# taz.de -- Kolumne Landmänner: Sterben geht besser ohne Glauben
       
       > Warum die gütige Maria aus unserer Scheune verbannt wurde und
       > Glaxo-Smith-Kline besser ist als Weihwasser.
       
       So lange ist das noch nicht her, der Rausschmiss aus dem „Katholischen
       Krankenhaus“. Ein guter Freund war an Aids erkrankt, Vollbild, und hatte
       solche Todesangst, dass ich über Nacht einfach bei ihm geblieben bin. Und
       zwar in seinem Bett, an ihn gekuschelt, denn nur körperliche Nähe konnte
       ihn beruhigen.

§ **ERFASSTE ANGABEN**

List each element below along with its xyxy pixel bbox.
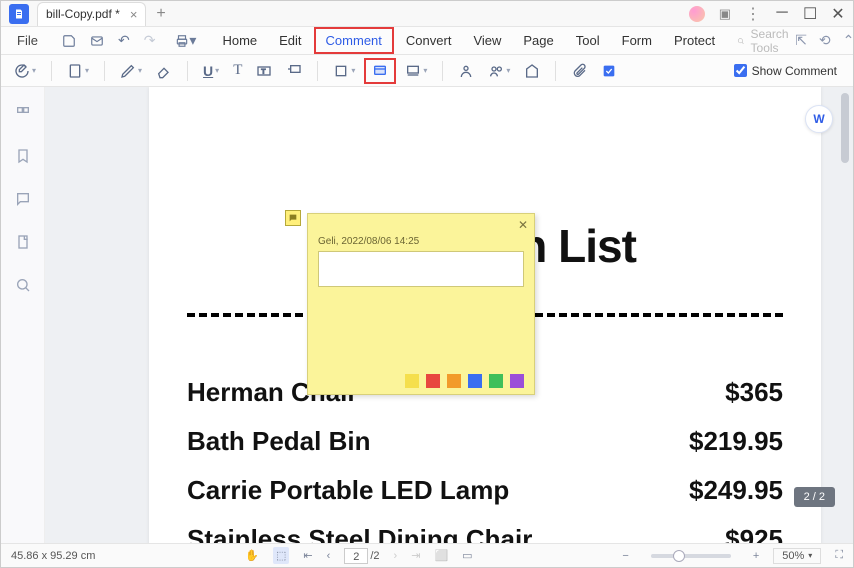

§ **LERNZIELE**
A. Nennen Sie alle Substantive im Untertitel der Kolumne, also in dem Satz, der mit „Warum die gütige Maria“ beginnt.
B. Schreiben Sie aus der Kolumne den Abschnitt von „So lange ist“ bis einschließlich „ihn beruhigen.“ wortgetreu ab.
C. Was konnte den Freund laut der Kolumne beruhigen?

§ **LÖSUNGEN**
A. Maria, Scheune, Glaxo-Smith-Kline, Weihwasser

B.
So lange ist das noch nicht her, der Rausschmiss aus dem „Katholischen
       Krankenhaus“. Ein guter Freund war an Aids erkrankt, Vollbild, und hatte
       solche Todesangst, dass ich über Nacht einfach bei ihm geblieben bin. Und
       zwar in seinem Bett, an ihn gekuschelt, denn nur körperliche Nähe konnte
       ihn beruhigen.

C. Nur körperliche Nähe.